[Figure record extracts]
-=-=-

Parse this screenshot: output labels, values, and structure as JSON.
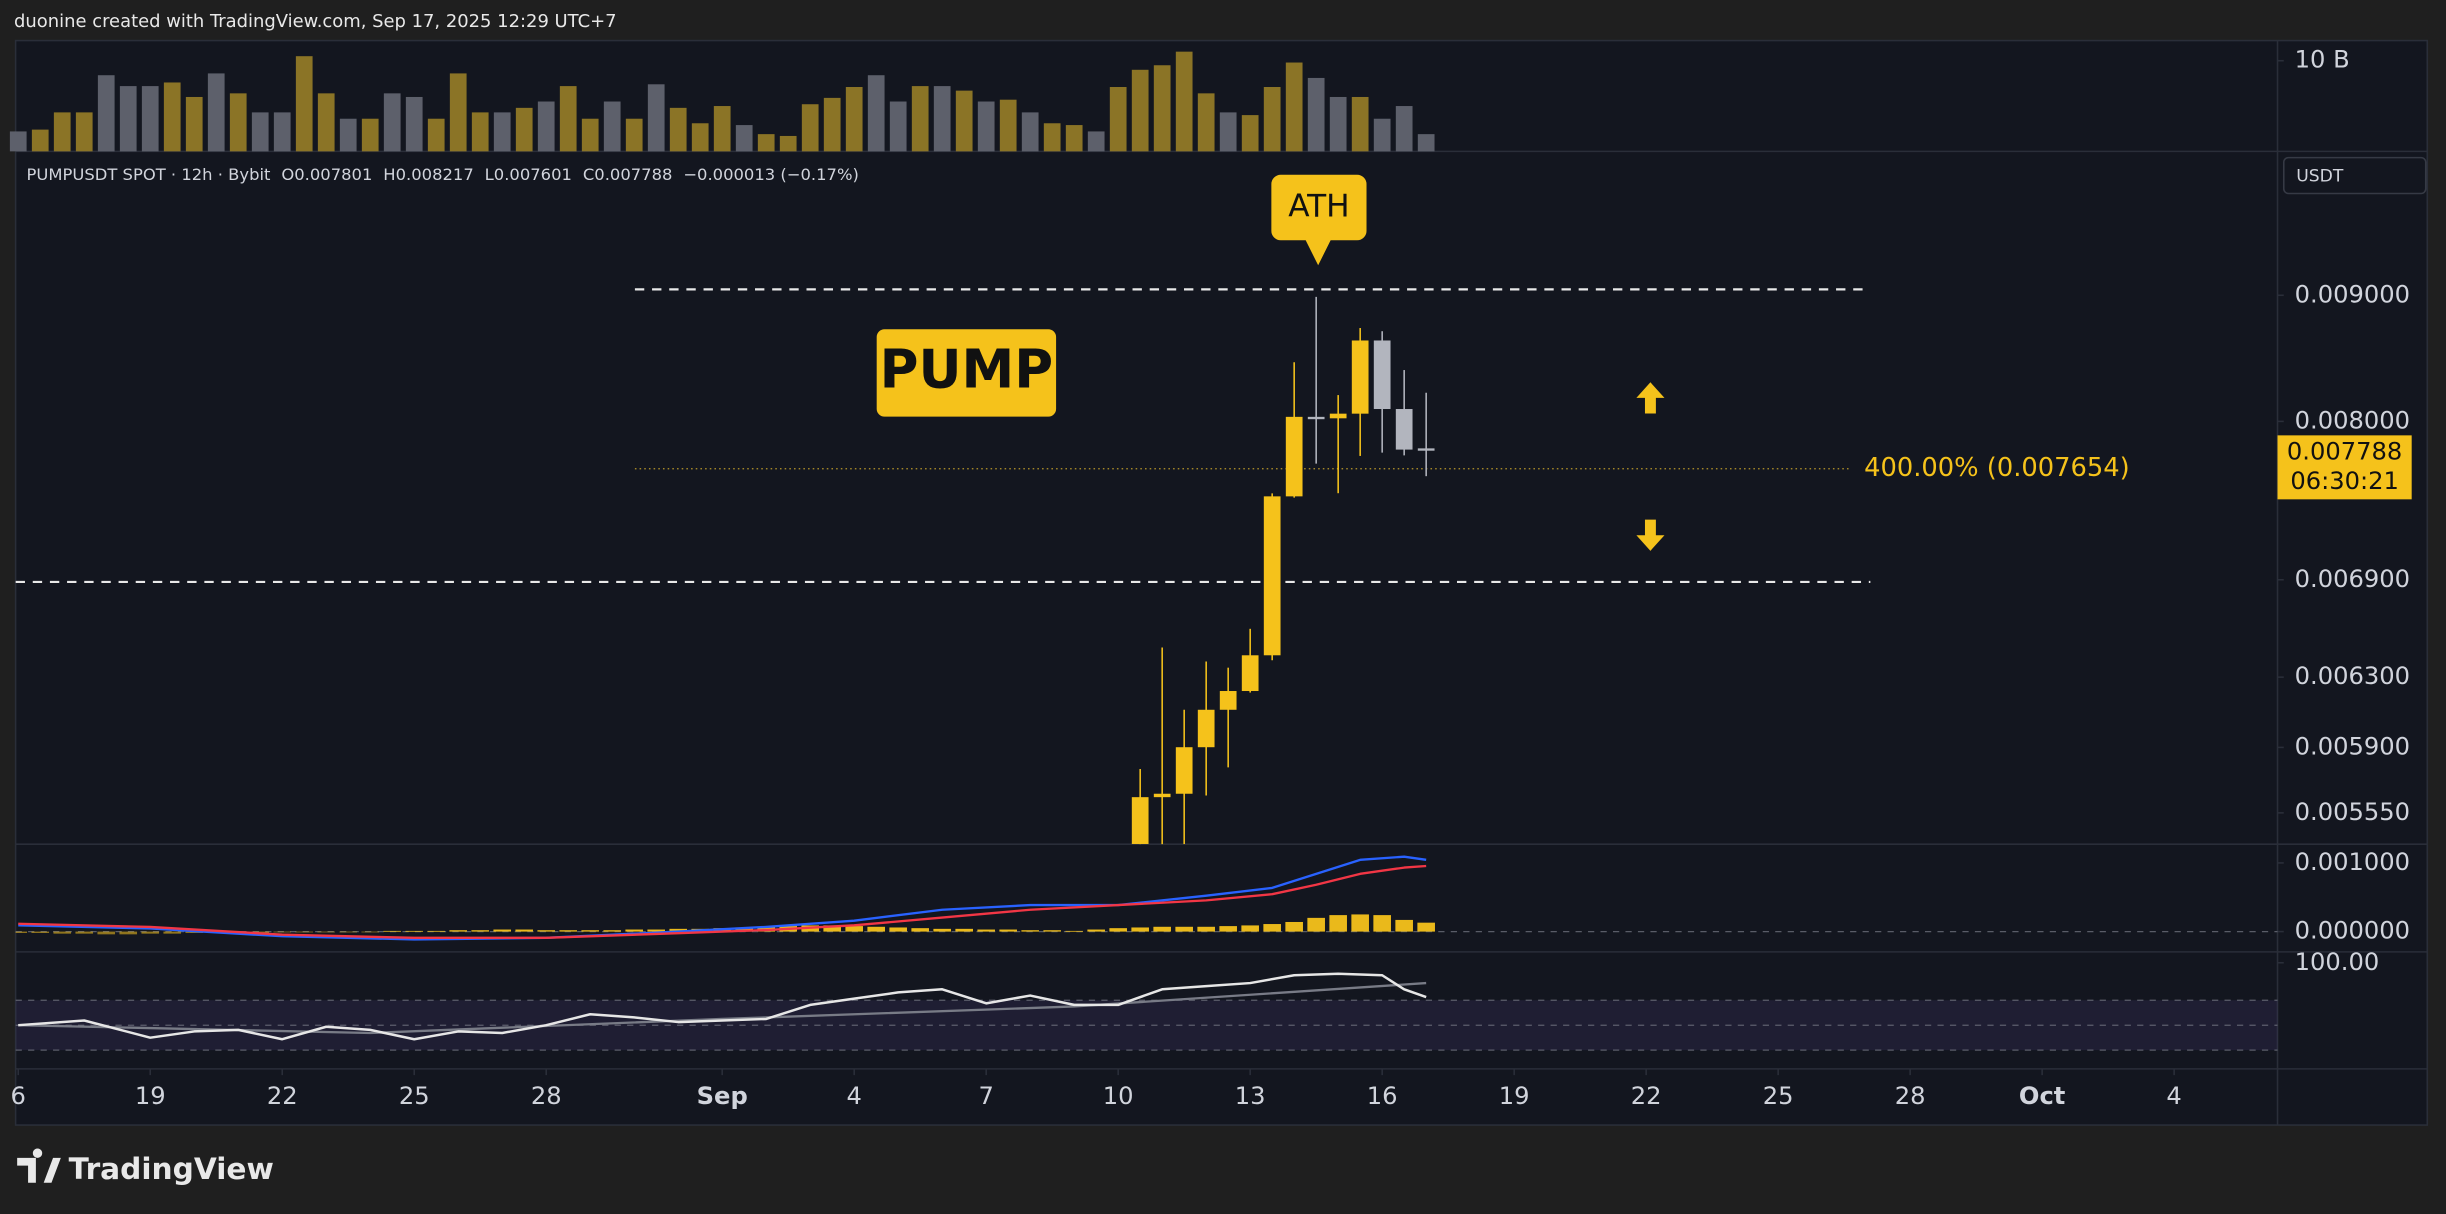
{
  "header": {
    "caption": "duonine created with TradingView.com, Sep 17, 2025 12:29 UTC+7",
    "logo": "TradingView"
  },
  "chart_data": [
    {
      "type": "candlestick",
      "symbol": "PUMPUSDT SPOT · 12h · Bybit",
      "ohlc_labels": [
        "O",
        "H",
        "L",
        "C"
      ],
      "change": "−0.000013 (−0.17%)",
      "currency": "USDT",
      "countdown": "06:30:21",
      "annotations": [
        "PUMP",
        "ATH"
      ],
      "x": [
        9.5,
        10,
        10.5,
        11,
        11.5,
        12,
        12.5,
        13,
        13.5,
        14,
        14.5,
        15,
        15.5,
        16
      ],
      "open": [
        0.005391,
        0.005632,
        0.00565,
        0.005901,
        0.006111,
        0.006219,
        0.00643,
        0.007459,
        0.008034,
        0.008023,
        0.008058,
        0.008628,
        0.008093,
        0.007801
      ],
      "high": [
        0.005782,
        0.006477,
        0.006111,
        0.006393,
        0.006356,
        0.006591,
        0.00748,
        0.008454,
        0.008987,
        0.008199,
        0.008729,
        0.008703,
        0.008393,
        0.008217
      ],
      "low": [
        0.0053,
        0.0053,
        0.00539,
        0.005641,
        0.005791,
        0.00621,
        0.0064,
        0.00745,
        0.007691,
        0.007481,
        0.007746,
        0.00777,
        0.00775,
        0.007601
      ],
      "close": [
        0.005632,
        0.00565,
        0.005901,
        0.006111,
        0.006219,
        0.00643,
        0.007459,
        0.008034,
        0.008023,
        0.008058,
        0.008628,
        0.008093,
        0.007792,
        0.007788
      ],
      "up_color": "#f5c21b",
      "down_color": "#b2b5be",
      "log": true,
      "ylim": [
        0.00539,
        0.01028
      ],
      "yticks": [
        {
          "value": 0.009,
          "label": "0.009000"
        },
        {
          "value": 0.008,
          "label": "0.008000"
        },
        {
          "value": 0.0069,
          "label": "0.006900"
        },
        {
          "value": 0.0063,
          "label": "0.006300"
        },
        {
          "value": 0.0059,
          "label": "0.005900"
        },
        {
          "value": 0.00555,
          "label": "0.005550"
        }
      ],
      "xlim": [
        -16.06,
        35.35
      ],
      "xticks": [
        {
          "value": -16,
          "label": "6"
        },
        {
          "value": -13,
          "label": "19"
        },
        {
          "value": -10,
          "label": "22"
        },
        {
          "value": -7,
          "label": "25"
        },
        {
          "value": -4,
          "label": "28"
        },
        {
          "value": 0,
          "label": "Sep"
        },
        {
          "value": 3,
          "label": "4"
        },
        {
          "value": 6,
          "label": "7"
        },
        {
          "value": 9,
          "label": "10"
        },
        {
          "value": 12,
          "label": "13"
        },
        {
          "value": 15,
          "label": "16"
        },
        {
          "value": 18,
          "label": "19"
        },
        {
          "value": 21,
          "label": "22"
        },
        {
          "value": 24,
          "label": "25"
        },
        {
          "value": 27,
          "label": "28"
        },
        {
          "value": 30,
          "label": "Oct"
        },
        {
          "value": 33,
          "label": "4"
        }
      ],
      "levels": [
        0.00905,
        0.006886
      ],
      "fib": {
        "value": 0.007654,
        "label": "400.00% (0.007654)"
      }
    },
    {
      "type": "bar",
      "x": [
        -16,
        -15.5,
        -15,
        -14.5,
        -14,
        -13.5,
        -13,
        -12.5,
        -12,
        -11.5,
        -11,
        -10.5,
        -10,
        -9.5,
        -9,
        -8.5,
        -8,
        -7.5,
        -7,
        -6.5,
        -6,
        -5.5,
        -5,
        -4.5,
        -4,
        -3.5,
        -3,
        -2.5,
        -2,
        -1.5,
        -1,
        -0.5,
        0,
        0.5,
        1,
        1.5,
        2,
        2.5,
        3,
        3.5,
        4,
        4.5,
        5,
        5.5,
        6,
        6.5,
        7,
        7.5,
        8,
        8.5,
        9,
        9.5,
        10,
        10.5,
        11,
        11.5,
        12,
        12.5,
        13,
        13.5,
        14,
        14.5,
        15,
        15.5,
        16
      ],
      "values": [
        2.2,
        2.4,
        4.3,
        4.3,
        8.4,
        7.2,
        7.2,
        7.6,
        6,
        8.6,
        6.4,
        4.3,
        4.3,
        10.5,
        6.4,
        3.6,
        3.6,
        6.4,
        6,
        3.6,
        8.6,
        4.3,
        4.3,
        4.8,
        5.5,
        7.2,
        3.6,
        5.5,
        3.6,
        7.4,
        4.8,
        3.1,
        5,
        2.9,
        1.9,
        1.7,
        5.2,
        5.9,
        7.1,
        8.4,
        5.5,
        7.2,
        7.2,
        6.7,
        5.5,
        5.7,
        4.3,
        3.1,
        2.9,
        2.2,
        7.1,
        9,
        9.5,
        11,
        6.4,
        4.3,
        4,
        7.1,
        9.8,
        8.1,
        6,
        6,
        3.6,
        5,
        1.9
      ],
      "colors": [
        "#5d606b",
        "#8b7426",
        "#8b7426",
        "#8b7426",
        "#5d606b",
        "#5d606b",
        "#5d606b",
        "#8b7426",
        "#8b7426",
        "#5d606b",
        "#8b7426",
        "#5d606b",
        "#5d606b",
        "#8b7426",
        "#8b7426",
        "#5d606b",
        "#8b7426",
        "#5d606b",
        "#5d606b",
        "#8b7426",
        "#8b7426",
        "#8b7426",
        "#5d606b",
        "#8b7426",
        "#5d606b",
        "#8b7426",
        "#8b7426",
        "#5d606b",
        "#8b7426",
        "#5d606b",
        "#8b7426",
        "#8b7426",
        "#8b7426",
        "#5d606b",
        "#8b7426",
        "#8b7426",
        "#8b7426",
        "#8b7426",
        "#8b7426",
        "#5d606b",
        "#5d606b",
        "#8b7426",
        "#5d606b",
        "#8b7426",
        "#5d606b",
        "#8b7426",
        "#5d606b",
        "#8b7426",
        "#8b7426",
        "#5d606b",
        "#8b7426",
        "#8b7426",
        "#8b7426",
        "#8b7426",
        "#8b7426",
        "#5d606b",
        "#8b7426",
        "#8b7426",
        "#8b7426",
        "#5d606b",
        "#5d606b",
        "#8b7426",
        "#5d606b",
        "#5d606b",
        "#5d606b"
      ],
      "ylim": [
        0,
        13.6
      ],
      "yticks": [
        {
          "value": 10,
          "label": "10 B"
        }
      ]
    },
    {
      "type": "line",
      "ylim": [
        -0.000295,
        0.001273
      ],
      "yticks": [
        {
          "value": 0.001,
          "label": "0.001000"
        },
        {
          "value": 0,
          "label": "0.000000"
        }
      ],
      "baseline": 0,
      "series": [
        {
          "style": "histogram",
          "color": "#f5c21b",
          "x": [
            -16,
            -15.5,
            -15,
            -14.5,
            -14,
            -13.5,
            -13,
            -12.5,
            -12,
            -11.5,
            -11,
            -10.5,
            -10,
            -9.5,
            -9,
            -8.5,
            -8,
            -7.5,
            -7,
            -6.5,
            -6,
            -5.5,
            -5,
            -4.5,
            -4,
            -3.5,
            -3,
            -2.5,
            -2,
            -1.5,
            -1,
            -0.5,
            0,
            0.5,
            1,
            1.5,
            2,
            2.5,
            3,
            3.5,
            4,
            4.5,
            5,
            5.5,
            6,
            6.5,
            7,
            7.5,
            8,
            8.5,
            9,
            9.5,
            10,
            10.5,
            11,
            11.5,
            12,
            12.5,
            13,
            13.5,
            14,
            14.5,
            15,
            15.5,
            16
          ],
          "values": [
            -2e-05,
            -2e-05,
            -3e-05,
            -3e-05,
            -4e-05,
            -4e-05,
            -3e-05,
            -3e-05,
            -2e-05,
            -2e-05,
            -2e-05,
            -2e-05,
            -1e-05,
            -1e-05,
            -1e-05,
            -1e-05,
            -1e-05,
            1e-05,
            1e-05,
            1e-05,
            2e-05,
            2e-05,
            3e-05,
            3e-05,
            2e-05,
            2e-05,
            2e-05,
            2e-05,
            3e-05,
            3e-05,
            4e-05,
            4e-05,
            5e-05,
            6e-05,
            7e-05,
            8e-05,
            9e-05,
            9e-05,
            8e-05,
            7e-05,
            6e-05,
            5e-05,
            4e-05,
            4e-05,
            3e-05,
            3e-05,
            2e-05,
            2e-05,
            1e-05,
            3e-05,
            5e-05,
            6e-05,
            7e-05,
            7e-05,
            7e-05,
            8e-05,
            9e-05,
            0.00011,
            0.00014,
            0.0002,
            0.00024,
            0.00025,
            0.00024,
            0.00017,
            0.00013
          ]
        },
        {
          "color": "#2962ff",
          "x": [
            -16,
            -13,
            -10,
            -7,
            -4,
            -1,
            1,
            3,
            5,
            7,
            9,
            11,
            12.5,
            13.5,
            14.5,
            15.5,
            16
          ],
          "values": [
            9.1e-05,
            4.5e-05,
            -6.8e-05,
            -0.000114,
            -9.1e-05,
            0,
            6.8e-05,
            0.000159,
            0.000318,
            0.000386,
            0.000386,
            0.000523,
            0.000636,
            0.000841,
            0.001045,
            0.001091,
            0.001045
          ]
        },
        {
          "color": "#f23645",
          "x": [
            -16,
            -13,
            -10,
            -7,
            -4,
            -1,
            1,
            3,
            5,
            7,
            9,
            11,
            12.5,
            13.5,
            14.5,
            15.5,
            16
          ],
          "values": [
            0.000114,
            6.8e-05,
            -4.5e-05,
            -9.1e-05,
            -9.1e-05,
            -2.3e-05,
            2.3e-05,
            9.1e-05,
            0.000205,
            0.000318,
            0.000386,
            0.000455,
            0.000545,
            0.000682,
            0.000841,
            0.000932,
            0.000955
          ]
        }
      ]
    },
    {
      "type": "line",
      "ylim": [
        15,
        108.75
      ],
      "yticks": [
        {
          "value": 100,
          "label": "100.00"
        }
      ],
      "bands": [
        70,
        50,
        30
      ],
      "series": [
        {
          "color": "#787b86",
          "x": [
            -16,
            -8,
            0,
            8,
            16
          ],
          "values": [
            50,
            43.75,
            55,
            65,
            83.75
          ]
        },
        {
          "color": "#e6e6e6",
          "x": [
            -16,
            -14.5,
            -13,
            -12,
            -11,
            -10,
            -9,
            -8,
            -7,
            -6,
            -5,
            -4,
            -3,
            -2,
            -1,
            0,
            1,
            2,
            3,
            4,
            5,
            6,
            7,
            8,
            9,
            10,
            11,
            12,
            13,
            14,
            15,
            15.5,
            16
          ],
          "values": [
            50,
            53.75,
            40,
            45,
            46.25,
            38.75,
            48.75,
            46.25,
            38.75,
            45,
            43.75,
            50,
            58.75,
            56.25,
            52.5,
            53.75,
            55,
            66.25,
            71.25,
            76.25,
            78.75,
            67.5,
            73.75,
            66.25,
            66.25,
            78.75,
            81.25,
            83.75,
            90,
            91.25,
            90,
            78.75,
            72.5
          ]
        }
      ]
    }
  ]
}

-=-=-

[What the task requires]
Show, from the material above, each line that includes the string "type".

[Output of the exercise]
      "type": "candlestick",
      "type": "bar",
      "type": "line",
      "type": "line",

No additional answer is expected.